• **Task directions**
Can you retype every record below exactly as written?

• **Records to process**
»»

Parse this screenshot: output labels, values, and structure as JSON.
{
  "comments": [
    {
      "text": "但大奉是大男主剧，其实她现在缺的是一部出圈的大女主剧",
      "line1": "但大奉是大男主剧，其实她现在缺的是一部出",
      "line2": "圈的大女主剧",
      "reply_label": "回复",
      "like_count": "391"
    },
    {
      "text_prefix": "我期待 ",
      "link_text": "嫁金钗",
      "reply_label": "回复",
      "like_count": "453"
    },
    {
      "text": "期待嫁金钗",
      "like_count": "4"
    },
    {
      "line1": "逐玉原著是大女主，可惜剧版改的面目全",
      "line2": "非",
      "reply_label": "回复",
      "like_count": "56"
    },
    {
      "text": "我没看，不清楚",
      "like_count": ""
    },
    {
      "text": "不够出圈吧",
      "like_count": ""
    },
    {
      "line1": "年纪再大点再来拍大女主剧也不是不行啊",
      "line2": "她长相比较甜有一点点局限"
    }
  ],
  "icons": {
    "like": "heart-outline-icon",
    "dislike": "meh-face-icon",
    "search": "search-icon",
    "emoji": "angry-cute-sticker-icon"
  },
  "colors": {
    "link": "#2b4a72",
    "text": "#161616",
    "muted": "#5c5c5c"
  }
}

««

• **Expected output**
Parse this screenshot: output labels, values, and structure as JSON.
{
  "comments": [
    {
      "text": "但大奉是大男主剧，其实她现在缺的是一部出圈的大女主剧",
      "line1": "但大奉是大男主剧，其实她现在缺的是一部出",
      "line2": "圈的大女主剧",
      "reply_label": "回复",
      "like_count": "391"
    },
    {
      "text_prefix": "我期待 ",
      "link_text": "嫁金钗",
      "reply_label": "回复",
      "like_count": "453"
    },
    {
      "text": "期待嫁金钗",
      "like_count": "4"
    },
    {
      "line1": "逐玉原著是大女主，可惜剧版改的面目全",
      "line2": "非",
      "reply_label": "回复",
      "like_count": "56"
    },
    {
      "text": "我没看，不清楚",
      "like_count": ""
    },
    {
      "text": "不够出圈吧",
      "like_count": ""
    },
    {
      "line1": "年纪再大点再来拍大女主剧也不是不行啊",
      "line2": "她长相比较甜有一点点局限"
    }
  ],
  "icons": {
    "like": "heart-outline-icon",
    "dislike": "meh-face-icon",
    "search": "search-icon",
    "emoji": "angry-cute-sticker-icon"
  },
  "colors": {
    "link": "#2b4a72",
    "text": "#161616",
    "muted": "#5c5c5c"
  }
}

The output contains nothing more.